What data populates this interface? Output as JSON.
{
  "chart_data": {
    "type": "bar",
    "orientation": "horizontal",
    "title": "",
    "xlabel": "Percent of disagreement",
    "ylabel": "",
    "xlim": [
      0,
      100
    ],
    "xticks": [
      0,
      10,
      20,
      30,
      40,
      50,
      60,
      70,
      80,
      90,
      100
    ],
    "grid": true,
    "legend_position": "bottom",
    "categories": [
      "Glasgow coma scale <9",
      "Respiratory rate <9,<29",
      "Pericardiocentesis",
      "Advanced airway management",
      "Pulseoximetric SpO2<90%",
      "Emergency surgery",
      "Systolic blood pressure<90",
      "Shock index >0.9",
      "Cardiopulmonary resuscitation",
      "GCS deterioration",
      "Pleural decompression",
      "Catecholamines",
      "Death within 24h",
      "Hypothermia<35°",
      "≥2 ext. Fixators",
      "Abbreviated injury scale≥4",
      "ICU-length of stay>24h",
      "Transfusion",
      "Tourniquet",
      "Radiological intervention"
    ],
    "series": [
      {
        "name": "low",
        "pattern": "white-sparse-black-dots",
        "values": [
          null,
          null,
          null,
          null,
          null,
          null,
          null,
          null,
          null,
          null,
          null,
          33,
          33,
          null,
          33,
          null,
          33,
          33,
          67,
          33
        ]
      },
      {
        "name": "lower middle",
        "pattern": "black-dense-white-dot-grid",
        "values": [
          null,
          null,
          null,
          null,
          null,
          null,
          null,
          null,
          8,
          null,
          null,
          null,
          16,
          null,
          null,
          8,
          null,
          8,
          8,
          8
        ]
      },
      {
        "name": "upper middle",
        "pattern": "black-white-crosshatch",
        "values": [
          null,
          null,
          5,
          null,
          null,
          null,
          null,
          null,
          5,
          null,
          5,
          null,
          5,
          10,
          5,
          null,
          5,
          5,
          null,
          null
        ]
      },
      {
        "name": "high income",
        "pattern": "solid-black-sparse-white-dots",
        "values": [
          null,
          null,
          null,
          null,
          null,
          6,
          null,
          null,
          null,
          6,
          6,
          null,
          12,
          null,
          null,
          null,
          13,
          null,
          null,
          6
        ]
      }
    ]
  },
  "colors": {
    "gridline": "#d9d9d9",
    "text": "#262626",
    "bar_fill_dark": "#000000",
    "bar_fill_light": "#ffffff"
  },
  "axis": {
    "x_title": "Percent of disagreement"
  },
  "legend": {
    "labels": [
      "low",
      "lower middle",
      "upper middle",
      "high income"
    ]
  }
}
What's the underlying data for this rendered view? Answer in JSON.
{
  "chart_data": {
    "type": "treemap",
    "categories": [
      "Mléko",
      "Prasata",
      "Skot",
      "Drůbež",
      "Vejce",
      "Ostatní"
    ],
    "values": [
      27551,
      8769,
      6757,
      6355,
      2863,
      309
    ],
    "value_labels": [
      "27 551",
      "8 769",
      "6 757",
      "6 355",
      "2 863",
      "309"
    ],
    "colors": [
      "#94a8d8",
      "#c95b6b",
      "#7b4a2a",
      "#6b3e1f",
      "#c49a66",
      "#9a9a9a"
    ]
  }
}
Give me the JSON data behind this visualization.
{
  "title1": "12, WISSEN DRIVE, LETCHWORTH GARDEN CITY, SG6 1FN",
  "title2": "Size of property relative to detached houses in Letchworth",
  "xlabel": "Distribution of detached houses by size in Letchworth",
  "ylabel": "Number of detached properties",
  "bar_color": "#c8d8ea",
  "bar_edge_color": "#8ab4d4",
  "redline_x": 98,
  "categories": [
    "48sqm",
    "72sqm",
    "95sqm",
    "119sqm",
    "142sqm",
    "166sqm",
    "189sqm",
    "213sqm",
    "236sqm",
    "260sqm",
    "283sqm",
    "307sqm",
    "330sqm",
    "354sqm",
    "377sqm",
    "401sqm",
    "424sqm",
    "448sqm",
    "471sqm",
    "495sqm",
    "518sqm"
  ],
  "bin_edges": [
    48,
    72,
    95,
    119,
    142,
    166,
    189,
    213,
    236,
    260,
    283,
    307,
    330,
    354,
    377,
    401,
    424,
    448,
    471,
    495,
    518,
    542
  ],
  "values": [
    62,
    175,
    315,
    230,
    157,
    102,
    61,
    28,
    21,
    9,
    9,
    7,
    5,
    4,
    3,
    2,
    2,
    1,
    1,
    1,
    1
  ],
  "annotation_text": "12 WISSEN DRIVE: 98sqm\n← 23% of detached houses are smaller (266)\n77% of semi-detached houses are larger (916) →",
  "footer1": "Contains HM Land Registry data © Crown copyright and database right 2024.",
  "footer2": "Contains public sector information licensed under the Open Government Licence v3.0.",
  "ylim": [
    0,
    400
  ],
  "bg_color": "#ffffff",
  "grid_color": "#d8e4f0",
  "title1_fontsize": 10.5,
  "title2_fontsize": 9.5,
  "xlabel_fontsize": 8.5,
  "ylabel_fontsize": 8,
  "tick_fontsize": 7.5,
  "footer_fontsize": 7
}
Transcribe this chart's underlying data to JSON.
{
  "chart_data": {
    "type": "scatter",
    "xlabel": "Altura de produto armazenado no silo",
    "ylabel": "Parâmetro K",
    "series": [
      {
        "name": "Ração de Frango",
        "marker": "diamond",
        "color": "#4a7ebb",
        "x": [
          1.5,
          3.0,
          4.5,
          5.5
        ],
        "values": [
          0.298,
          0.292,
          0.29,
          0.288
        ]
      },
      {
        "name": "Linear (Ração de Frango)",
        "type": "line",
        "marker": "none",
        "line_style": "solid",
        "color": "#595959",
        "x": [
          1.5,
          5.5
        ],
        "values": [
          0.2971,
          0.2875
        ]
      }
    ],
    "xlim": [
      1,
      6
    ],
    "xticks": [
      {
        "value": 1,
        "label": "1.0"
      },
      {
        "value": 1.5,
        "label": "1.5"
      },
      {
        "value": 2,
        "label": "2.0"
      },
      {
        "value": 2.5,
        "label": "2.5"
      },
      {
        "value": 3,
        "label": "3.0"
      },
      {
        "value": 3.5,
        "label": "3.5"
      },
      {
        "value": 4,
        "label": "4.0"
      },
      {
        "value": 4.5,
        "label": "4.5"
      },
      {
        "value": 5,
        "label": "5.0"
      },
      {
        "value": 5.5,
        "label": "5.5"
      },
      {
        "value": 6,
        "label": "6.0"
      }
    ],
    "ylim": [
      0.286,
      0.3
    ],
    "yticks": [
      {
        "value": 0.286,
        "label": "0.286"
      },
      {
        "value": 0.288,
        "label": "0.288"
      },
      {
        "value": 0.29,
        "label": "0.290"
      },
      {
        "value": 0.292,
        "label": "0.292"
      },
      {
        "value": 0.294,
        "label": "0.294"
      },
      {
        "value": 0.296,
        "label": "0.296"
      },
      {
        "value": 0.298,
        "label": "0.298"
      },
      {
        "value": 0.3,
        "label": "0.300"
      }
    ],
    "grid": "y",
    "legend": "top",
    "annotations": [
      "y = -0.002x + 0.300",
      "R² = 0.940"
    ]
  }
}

§ **OBJECTIVE**:
Identify every line holding the word "What" and copy it out.

§ **WORKED SOLUTION**:
What data populates this interface? Output as JSON.
What's the underlying data for this rendered view? Answer in JSON.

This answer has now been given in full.